**GOAL**
Without altering anything, repeat each of the records.

**DATASET EXCERPTS**
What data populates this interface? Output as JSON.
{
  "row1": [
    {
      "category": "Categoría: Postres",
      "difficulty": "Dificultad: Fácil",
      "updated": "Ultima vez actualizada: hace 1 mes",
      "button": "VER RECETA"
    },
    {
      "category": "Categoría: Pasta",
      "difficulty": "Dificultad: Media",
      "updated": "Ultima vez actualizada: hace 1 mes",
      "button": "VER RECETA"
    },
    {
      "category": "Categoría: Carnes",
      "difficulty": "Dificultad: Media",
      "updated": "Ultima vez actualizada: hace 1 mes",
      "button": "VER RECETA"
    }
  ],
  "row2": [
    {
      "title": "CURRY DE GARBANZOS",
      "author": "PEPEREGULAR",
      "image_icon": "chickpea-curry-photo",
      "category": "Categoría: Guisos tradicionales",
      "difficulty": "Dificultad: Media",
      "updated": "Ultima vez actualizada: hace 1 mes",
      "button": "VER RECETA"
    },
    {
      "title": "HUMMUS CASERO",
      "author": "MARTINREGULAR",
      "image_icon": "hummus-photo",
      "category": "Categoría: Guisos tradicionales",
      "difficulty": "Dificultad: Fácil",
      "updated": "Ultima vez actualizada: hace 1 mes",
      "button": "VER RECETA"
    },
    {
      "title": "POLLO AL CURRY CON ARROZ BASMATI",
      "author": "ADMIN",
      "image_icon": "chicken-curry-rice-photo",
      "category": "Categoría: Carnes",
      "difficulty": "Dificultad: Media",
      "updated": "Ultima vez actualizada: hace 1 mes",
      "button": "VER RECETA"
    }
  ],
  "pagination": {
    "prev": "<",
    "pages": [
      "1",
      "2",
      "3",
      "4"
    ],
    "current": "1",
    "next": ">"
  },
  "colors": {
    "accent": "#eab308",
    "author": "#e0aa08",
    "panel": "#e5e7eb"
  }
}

**THE RESPONSE**
What data populates this interface? Output as JSON.
{
  "row1": [
    {
      "category": "Categoría: Postres",
      "difficulty": "Dificultad: Fácil",
      "updated": "Ultima vez actualizada: hace 1 mes",
      "button": "VER RECETA"
    },
    {
      "category": "Categoría: Pasta",
      "difficulty": "Dificultad: Media",
      "updated": "Ultima vez actualizada: hace 1 mes",
      "button": "VER RECETA"
    },
    {
      "category": "Categoría: Carnes",
      "difficulty": "Dificultad: Media",
      "updated": "Ultima vez actualizada: hace 1 mes",
      "button": "VER RECETA"
    }
  ],
  "row2": [
    {
      "title": "CURRY DE GARBANZOS",
      "author": "PEPEREGULAR",
      "image_icon": "chickpea-curry-photo",
      "category": "Categoría: Guisos tradicionales",
      "difficulty": "Dificultad: Media",
      "updated": "Ultima vez actualizada: hace 1 mes",
      "button": "VER RECETA"
    },
    {
      "title": "HUMMUS CASERO",
      "author": "MARTINREGULAR",
      "image_icon": "hummus-photo",
      "category": "Categoría: Guisos tradicionales",
      "difficulty": "Dificultad: Fácil",
      "updated": "Ultima vez actualizada: hace 1 mes",
      "button": "VER RECETA"
    },
    {
      "title": "POLLO AL CURRY CON ARROZ BASMATI",
      "author": "ADMIN",
      "image_icon": "chicken-curry-rice-photo",
      "category": "Categoría: Carnes",
      "difficulty": "Dificultad: Media",
      "updated": "Ultima vez actualizada: hace 1 mes",
      "button": "VER RECETA"
    }
  ],
  "pagination": {
    "prev": "<",
    "pages": [
      "1",
      "2",
      "3",
      "4"
    ],
    "current": "1",
    "next": ">"
  },
  "colors": {
    "accent": "#eab308",
    "author": "#e0aa08",
    "panel": "#e5e7eb"
  }
}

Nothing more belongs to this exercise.